**Supplied data:**
☆ ☆ ☆ ☆

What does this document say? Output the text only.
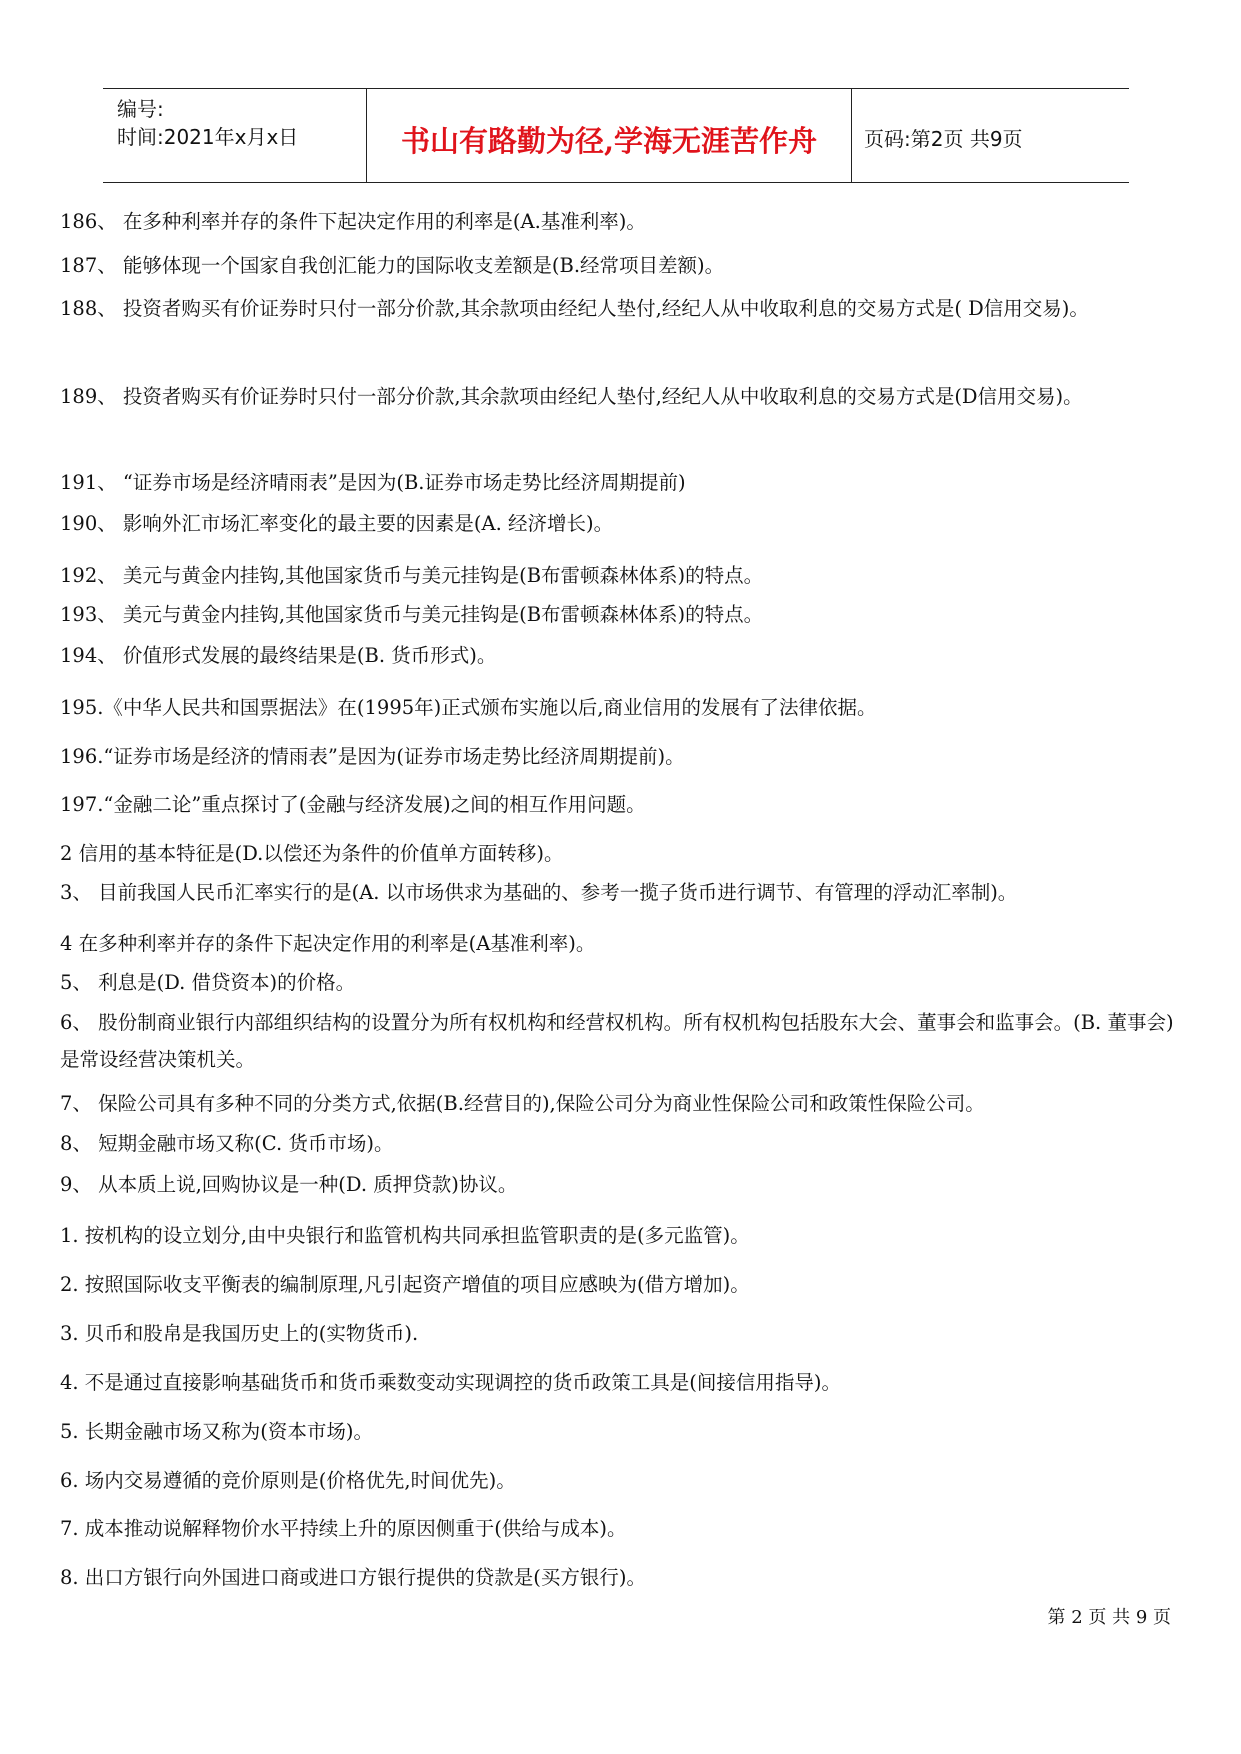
编号:
时间:2021年x月x日	书山有路勤为径,学海无涯苦作舟	页码:第2页 共9页

186、 在多种利率并存的条件下起决定作用的利率是(A.基准利率)。

187、 能够体现一个国家自我创汇能力的国际收支差额是(B.经常项目差额)。

188、 投资者购买有价证券时只付一部分价款,其余款项由经纪人垫付,经纪人从中收取利息的交易方式是( D信用交易)。

189、 投资者购买有价证券时只付一部分价款,其余款项由经纪人垫付,经纪人从中收取利息的交易方式是(D信用交易)。

191、 “证券市场是经济晴雨表”是因为(B.证券市场走势比经济周期提前)

190、 影响外汇市场汇率变化的最主要的因素是(A. 经济增长)。

192、 美元与黄金内挂钩,其他国家货币与美元挂钩是(B布雷顿森林体系)的特点。

193、 美元与黄金内挂钩,其他国家货币与美元挂钩是(B布雷顿森林体系)的特点。

194、 价值形式发展的最终结果是(B. 货币形式)。

195.《中华人民共和国票据法》在(1995年)正式颁布实施以后,商业信用的发展有了法律依据。

196.“证券市场是经济的情雨表”是因为(证券市场走势比经济周期提前)。

197.“金融二论”重点探讨了(金融与经济发展)之间的相互作用问题。

2 信用的基本特征是(D.以偿还为条件的价值单方面转移)。

3、 目前我国人民币汇率实行的是(A. 以市场供求为基础的、参考一揽子货币进行调节、有管理的浮动汇率制)。

4 在多种利率并存的条件下起决定作用的利率是(A基准利率)。

5、 利息是(D. 借贷资本)的价格。

6、 股份制商业银行内部组织结构的设置分为所有权机构和经营权机构。所有权机构包括股东大会、董事会和监事会。(B. 董事会)是常设经营决策机关。

7、 保险公司具有多种不同的分类方式,依据(B.经营目的),保险公司分为商业性保险公司和政策性保险公司。

8、 短期金融市场又称(C. 货币市场)。

9、 从本质上说,回购协议是一种(D. 质押贷款)协议。

1. 按机构的设立划分,由中央银行和监管机构共同承担监管职责的是(多元监管)。

2. 按照国际收支平衡表的编制原理,凡引起资产增值的项目应感映为(借方增加)。

3. 贝币和股帛是我国历史上的(实物货币).

4. 不是通过直接影响基础货币和货币乘数变动实现调控的货币政策工具是(间接信用指导)。

5. 长期金融市场又称为(资本市场)。

6. 场内交易遵循的竞价原则是(价格优先,时间优先)。

7. 成本推动说解释物价水平持续上升的原因侧重于(供给与成本)。

8. 出口方银行向外国进口商或进口方银行提供的贷款是(买方银行)。

第 2 页 共 9 页
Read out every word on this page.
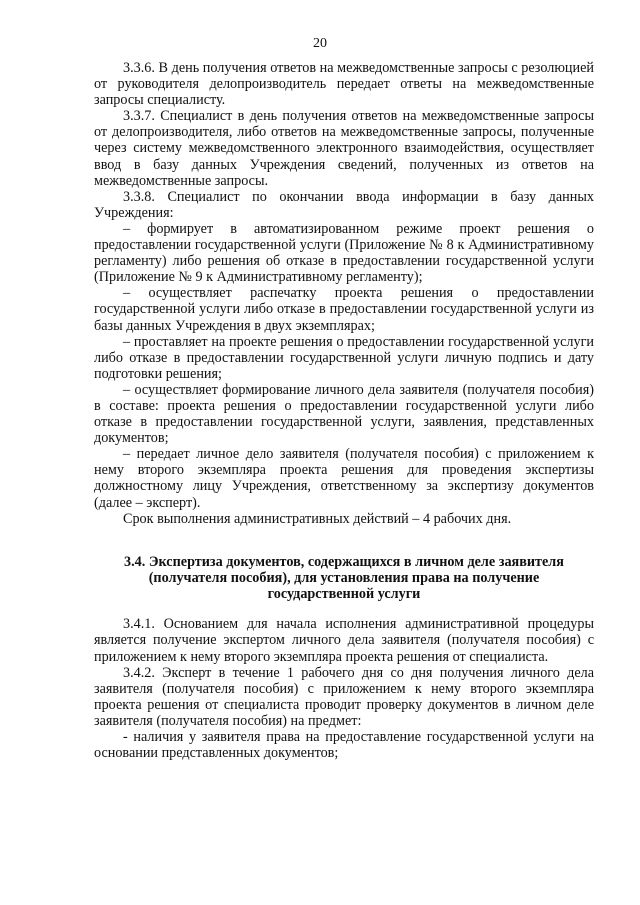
20

3.3.6. В день получения ответов на межведомственные запросы с резолюцией от руководителя делопроизводитель передает ответы на межведомственные запросы специалисту.

3.3.7. Специалист в день получения ответов на межведомственные запросы от делопроизводителя, либо ответов на межведомственные запросы, полученные через систему межведомственного электронного взаимодействия, осуществляет ввод в базу данных Учреждения сведений, полученных из ответов на межведомственные запросы.

3.3.8. Специалист по окончании ввода информации в базу данных Учреждения:

– формирует в автоматизированном режиме проект решения о предоставлении государственной услуги (Приложение № 8 к Административному регламенту) либо решения об отказе в предоставлении государственной услуги (Приложение № 9 к Административному регламенту);

– осуществляет распечатку проекта решения о предоставлении государственной услуги либо отказе в предоставлении государственной услуги из базы данных Учреждения в двух экземплярах;

– проставляет на проекте решения о предоставлении государственной услуги либо отказе в предоставлении государственной услуги личную подпись и дату подготовки решения;

– осуществляет формирование личного дела заявителя (получателя пособия) в составе: проекта решения о предоставлении государственной услуги либо отказе в предоставлении государственной услуги, заявления, представленных документов;

– передает личное дело заявителя (получателя пособия) с приложением к нему второго экземпляра проекта решения для проведения экспертизы должностному лицу Учреждения, ответственному за экспертизу документов (далее – эксперт).

Срок выполнения административных действий – 4 рабочих дня.

3.4. Экспертиза документов, содержащихся в личном деле заявителя
(получателя пособия), для установления права на получение
государственной услуги

3.4.1. Основанием для начала исполнения административной процедуры является получение экспертом личного дела заявителя (получателя пособия) с приложением к нему второго экземпляра проекта решения от специалиста.

3.4.2. Эксперт в течение 1 рабочего дня со дня получения личного дела заявителя (получателя пособия) с приложением к нему второго экземпляра проекта решения от специалиста проводит проверку документов в личном деле заявителя (получателя пособия) на предмет:

- наличия у заявителя права на предоставление государственной услуги на основании представленных документов;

☆ ☆ ☆ ☆

**Aim of the task:** Write out the records above exactly as they appear, leaving out any pictures.

**Answer for the task:**
What does this document say? Output the text only.
编号:
时间:2021年x月x日	书山有路勤为径,学海无涯苦作舟	页码:第2页 共9页

186、 在多种利率并存的条件下起决定作用的利率是(A.基准利率)。

187、 能够体现一个国家自我创汇能力的国际收支差额是(B.经常项目差额)。

188、 投资者购买有价证券时只付一部分价款,其余款项由经纪人垫付,经纪人从中收取利息的交易方式是( D信用交易)。

189、 投资者购买有价证券时只付一部分价款,其余款项由经纪人垫付,经纪人从中收取利息的交易方式是(D信用交易)。

191、 “证券市场是经济晴雨表”是因为(B.证券市场走势比经济周期提前)

190、 影响外汇市场汇率变化的最主要的因素是(A. 经济增长)。

192、 美元与黄金内挂钩,其他国家货币与美元挂钩是(B布雷顿森林体系)的特点。

193、 美元与黄金内挂钩,其他国家货币与美元挂钩是(B布雷顿森林体系)的特点。

194、 价值形式发展的最终结果是(B. 货币形式)。

195.《中华人民共和国票据法》在(1995年)正式颁布实施以后,商业信用的发展有了法律依据。

196.“证券市场是经济的情雨表”是因为(证券市场走势比经济周期提前)。

197.“金融二论”重点探讨了(金融与经济发展)之间的相互作用问题。

2 信用的基本特征是(D.以偿还为条件的价值单方面转移)。

3、 目前我国人民币汇率实行的是(A. 以市场供求为基础的、参考一揽子货币进行调节、有管理的浮动汇率制)。

4 在多种利率并存的条件下起决定作用的利率是(A基准利率)。

5、 利息是(D. 借贷资本)的价格。

6、 股份制商业银行内部组织结构的设置分为所有权机构和经营权机构。所有权机构包括股东大会、董事会和监事会。(B. 董事会)是常设经营决策机关。

7、 保险公司具有多种不同的分类方式,依据(B.经营目的),保险公司分为商业性保险公司和政策性保险公司。

8、 短期金融市场又称(C. 货币市场)。

9、 从本质上说,回购协议是一种(D. 质押贷款)协议。

1. 按机构的设立划分,由中央银行和监管机构共同承担监管职责的是(多元监管)。

2. 按照国际收支平衡表的编制原理,凡引起资产增值的项目应感映为(借方增加)。

3. 贝币和股帛是我国历史上的(实物货币).

4. 不是通过直接影响基础货币和货币乘数变动实现调控的货币政策工具是(间接信用指导)。

5. 长期金融市场又称为(资本市场)。

6. 场内交易遵循的竞价原则是(价格优先,时间优先)。

7. 成本推动说解释物价水平持续上升的原因侧重于(供给与成本)。

8. 出口方银行向外国进口商或进口方银行提供的贷款是(买方银行)。

第 2 页 共 9 页
Read out every word on this page.
20

3.3.6. В день получения ответов на межведомственные запросы с резолюцией от руководителя делопроизводитель передает ответы на межведомственные запросы специалисту.

3.3.7. Специалист в день получения ответов на межведомственные запросы от делопроизводителя, либо ответов на межведомственные запросы, полученные через систему межведомственного электронного взаимодействия, осуществляет ввод в базу данных Учреждения сведений, полученных из ответов на межведомственные запросы.

3.3.8. Специалист по окончании ввода информации в базу данных Учреждения:

– формирует в автоматизированном режиме проект решения о предоставлении государственной услуги (Приложение № 8 к Административному регламенту) либо решения об отказе в предоставлении государственной услуги (Приложение № 9 к Административному регламенту);

– осуществляет распечатку проекта решения о предоставлении государственной услуги либо отказе в предоставлении государственной услуги из базы данных Учреждения в двух экземплярах;

– проставляет на проекте решения о предоставлении государственной услуги либо отказе в предоставлении государственной услуги личную подпись и дату подготовки решения;

– осуществляет формирование личного дела заявителя (получателя пособия) в составе: проекта решения о предоставлении государственной услуги либо отказе в предоставлении государственной услуги, заявления, представленных документов;

– передает личное дело заявителя (получателя пособия) с приложением к нему второго экземпляра проекта решения для проведения экспертизы должностному лицу Учреждения, ответственному за экспертизу документов (далее – эксперт).

Срок выполнения административных действий – 4 рабочих дня.

3.4. Экспертиза документов, содержащихся в личном деле заявителя
(получателя пособия), для установления права на получение
государственной услуги

3.4.1. Основанием для начала исполнения административной процедуры является получение экспертом личного дела заявителя (получателя пособия) с приложением к нему второго экземпляра проекта решения от специалиста.

3.4.2. Эксперт в течение 1 рабочего дня со дня получения личного дела заявителя (получателя пособия) с приложением к нему второго экземпляра проекта решения от специалиста проводит проверку документов в личном деле заявителя (получателя пособия) на предмет:

- наличия у заявителя права на предоставление государственной услуги на основании представленных документов;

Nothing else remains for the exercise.